◆ Material supplied ◆
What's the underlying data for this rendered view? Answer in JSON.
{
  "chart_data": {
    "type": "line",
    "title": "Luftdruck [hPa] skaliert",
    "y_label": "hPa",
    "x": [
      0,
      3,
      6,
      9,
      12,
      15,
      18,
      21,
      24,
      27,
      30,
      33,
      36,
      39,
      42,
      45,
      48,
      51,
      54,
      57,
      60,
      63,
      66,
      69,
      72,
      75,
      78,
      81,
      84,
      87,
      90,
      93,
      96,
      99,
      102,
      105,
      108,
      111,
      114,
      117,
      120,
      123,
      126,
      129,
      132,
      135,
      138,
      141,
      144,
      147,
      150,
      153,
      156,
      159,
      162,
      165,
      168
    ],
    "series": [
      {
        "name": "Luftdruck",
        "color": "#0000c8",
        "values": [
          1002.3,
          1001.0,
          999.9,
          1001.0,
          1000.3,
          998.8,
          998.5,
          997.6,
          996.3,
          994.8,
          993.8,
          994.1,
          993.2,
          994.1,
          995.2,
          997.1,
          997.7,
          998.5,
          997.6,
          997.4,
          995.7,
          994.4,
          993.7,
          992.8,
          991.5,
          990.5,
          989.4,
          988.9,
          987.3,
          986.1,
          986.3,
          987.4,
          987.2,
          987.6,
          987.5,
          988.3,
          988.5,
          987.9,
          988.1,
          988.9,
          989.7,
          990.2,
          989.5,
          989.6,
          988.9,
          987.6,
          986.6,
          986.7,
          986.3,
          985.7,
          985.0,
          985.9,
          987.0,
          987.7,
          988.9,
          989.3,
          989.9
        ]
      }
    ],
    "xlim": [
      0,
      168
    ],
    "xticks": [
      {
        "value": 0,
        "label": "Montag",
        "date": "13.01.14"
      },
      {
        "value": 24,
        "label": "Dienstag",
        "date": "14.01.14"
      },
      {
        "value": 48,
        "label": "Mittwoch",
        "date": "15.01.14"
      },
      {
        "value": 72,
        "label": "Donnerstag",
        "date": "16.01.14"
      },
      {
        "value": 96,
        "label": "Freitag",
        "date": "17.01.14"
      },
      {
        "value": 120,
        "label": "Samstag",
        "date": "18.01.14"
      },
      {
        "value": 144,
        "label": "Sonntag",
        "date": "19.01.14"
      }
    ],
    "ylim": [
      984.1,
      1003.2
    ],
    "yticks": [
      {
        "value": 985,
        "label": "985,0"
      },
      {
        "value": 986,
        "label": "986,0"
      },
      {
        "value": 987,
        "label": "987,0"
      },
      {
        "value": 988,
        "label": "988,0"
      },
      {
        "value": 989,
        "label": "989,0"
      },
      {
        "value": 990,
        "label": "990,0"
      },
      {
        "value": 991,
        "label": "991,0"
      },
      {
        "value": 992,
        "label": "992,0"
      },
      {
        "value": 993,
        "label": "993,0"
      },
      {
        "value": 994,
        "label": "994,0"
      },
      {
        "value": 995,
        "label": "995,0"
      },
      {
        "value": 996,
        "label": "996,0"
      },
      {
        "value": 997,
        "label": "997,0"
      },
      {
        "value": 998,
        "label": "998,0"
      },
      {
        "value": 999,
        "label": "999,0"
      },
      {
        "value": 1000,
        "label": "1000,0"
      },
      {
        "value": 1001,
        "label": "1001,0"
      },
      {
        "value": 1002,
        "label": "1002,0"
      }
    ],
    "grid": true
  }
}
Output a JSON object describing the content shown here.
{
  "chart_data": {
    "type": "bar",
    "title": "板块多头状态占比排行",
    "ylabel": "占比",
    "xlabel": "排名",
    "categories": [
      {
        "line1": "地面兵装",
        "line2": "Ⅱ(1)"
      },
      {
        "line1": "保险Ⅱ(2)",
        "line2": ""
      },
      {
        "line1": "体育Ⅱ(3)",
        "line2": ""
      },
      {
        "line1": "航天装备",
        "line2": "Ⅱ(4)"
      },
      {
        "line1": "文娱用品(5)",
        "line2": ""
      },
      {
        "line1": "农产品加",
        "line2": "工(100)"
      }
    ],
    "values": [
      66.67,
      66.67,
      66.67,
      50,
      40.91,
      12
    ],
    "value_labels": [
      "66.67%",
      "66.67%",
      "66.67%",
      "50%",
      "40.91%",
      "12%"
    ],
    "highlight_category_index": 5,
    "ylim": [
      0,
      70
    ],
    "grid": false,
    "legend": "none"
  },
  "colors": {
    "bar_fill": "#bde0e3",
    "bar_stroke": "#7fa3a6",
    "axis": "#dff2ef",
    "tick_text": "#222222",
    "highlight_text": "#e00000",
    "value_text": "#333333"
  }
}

==

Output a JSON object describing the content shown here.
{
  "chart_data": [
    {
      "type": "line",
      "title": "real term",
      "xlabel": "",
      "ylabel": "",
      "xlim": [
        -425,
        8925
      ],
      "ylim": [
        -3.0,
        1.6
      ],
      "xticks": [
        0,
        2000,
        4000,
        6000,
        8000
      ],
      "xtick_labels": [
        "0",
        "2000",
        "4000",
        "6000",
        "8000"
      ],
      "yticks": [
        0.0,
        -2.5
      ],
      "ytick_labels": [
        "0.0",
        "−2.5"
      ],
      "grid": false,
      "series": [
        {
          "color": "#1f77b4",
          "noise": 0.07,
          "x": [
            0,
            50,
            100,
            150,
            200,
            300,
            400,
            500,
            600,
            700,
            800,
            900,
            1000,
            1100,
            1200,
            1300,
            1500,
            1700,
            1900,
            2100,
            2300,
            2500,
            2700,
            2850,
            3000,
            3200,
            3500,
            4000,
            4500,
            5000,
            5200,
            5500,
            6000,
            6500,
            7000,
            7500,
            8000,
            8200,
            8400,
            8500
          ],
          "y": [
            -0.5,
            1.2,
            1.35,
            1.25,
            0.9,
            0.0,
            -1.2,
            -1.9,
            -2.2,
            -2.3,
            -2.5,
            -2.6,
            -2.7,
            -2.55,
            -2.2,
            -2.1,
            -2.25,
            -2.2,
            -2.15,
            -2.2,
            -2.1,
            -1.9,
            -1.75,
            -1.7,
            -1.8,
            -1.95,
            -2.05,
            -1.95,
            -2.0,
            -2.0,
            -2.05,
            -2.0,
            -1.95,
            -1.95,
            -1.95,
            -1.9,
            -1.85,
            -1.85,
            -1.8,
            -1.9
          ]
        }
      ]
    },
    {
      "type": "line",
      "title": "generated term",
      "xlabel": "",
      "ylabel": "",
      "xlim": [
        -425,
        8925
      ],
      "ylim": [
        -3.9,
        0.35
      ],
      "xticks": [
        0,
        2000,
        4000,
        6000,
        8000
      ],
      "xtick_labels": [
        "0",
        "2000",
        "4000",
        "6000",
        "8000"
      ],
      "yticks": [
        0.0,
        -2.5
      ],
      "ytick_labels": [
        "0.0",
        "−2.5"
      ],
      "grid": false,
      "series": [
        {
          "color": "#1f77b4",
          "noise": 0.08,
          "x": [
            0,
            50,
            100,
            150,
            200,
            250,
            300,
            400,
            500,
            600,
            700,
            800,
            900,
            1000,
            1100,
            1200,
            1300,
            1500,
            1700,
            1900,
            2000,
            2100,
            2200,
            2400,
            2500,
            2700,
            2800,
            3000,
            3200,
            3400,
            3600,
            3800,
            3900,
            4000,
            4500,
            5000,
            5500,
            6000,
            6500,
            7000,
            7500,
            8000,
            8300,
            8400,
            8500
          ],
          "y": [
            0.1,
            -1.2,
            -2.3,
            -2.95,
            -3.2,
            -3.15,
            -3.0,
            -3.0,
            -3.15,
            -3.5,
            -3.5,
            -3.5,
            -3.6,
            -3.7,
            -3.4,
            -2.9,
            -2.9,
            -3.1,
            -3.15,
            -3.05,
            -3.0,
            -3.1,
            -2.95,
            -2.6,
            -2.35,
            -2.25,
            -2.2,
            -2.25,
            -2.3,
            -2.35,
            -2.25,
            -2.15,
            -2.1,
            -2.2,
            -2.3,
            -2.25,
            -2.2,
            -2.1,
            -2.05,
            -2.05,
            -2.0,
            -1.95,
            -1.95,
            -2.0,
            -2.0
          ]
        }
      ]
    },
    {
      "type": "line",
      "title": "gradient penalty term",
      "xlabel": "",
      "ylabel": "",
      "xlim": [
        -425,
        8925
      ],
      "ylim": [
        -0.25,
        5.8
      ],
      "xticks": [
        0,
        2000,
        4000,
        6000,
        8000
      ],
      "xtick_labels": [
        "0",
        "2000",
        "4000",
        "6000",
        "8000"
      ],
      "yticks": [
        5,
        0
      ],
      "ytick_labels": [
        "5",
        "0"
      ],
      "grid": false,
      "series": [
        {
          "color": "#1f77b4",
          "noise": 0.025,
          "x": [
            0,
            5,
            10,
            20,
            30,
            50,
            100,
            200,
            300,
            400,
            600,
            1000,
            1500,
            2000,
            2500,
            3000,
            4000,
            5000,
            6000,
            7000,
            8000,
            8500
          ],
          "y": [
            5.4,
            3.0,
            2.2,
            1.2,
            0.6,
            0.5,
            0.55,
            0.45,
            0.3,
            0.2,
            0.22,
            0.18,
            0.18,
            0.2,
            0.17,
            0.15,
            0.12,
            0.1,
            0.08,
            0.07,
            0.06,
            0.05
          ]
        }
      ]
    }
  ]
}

◆ Exercise brief ◆
Pick out the lines above containing the word "title", then copy them.

◆ Exercise output ◆
    "title": "Luftdruck [hPa] skaliert",
    "title": "板块多头状态占比排行",
      "title": "real term",
      "title": "generated term",
      "title": "gradient penalty term",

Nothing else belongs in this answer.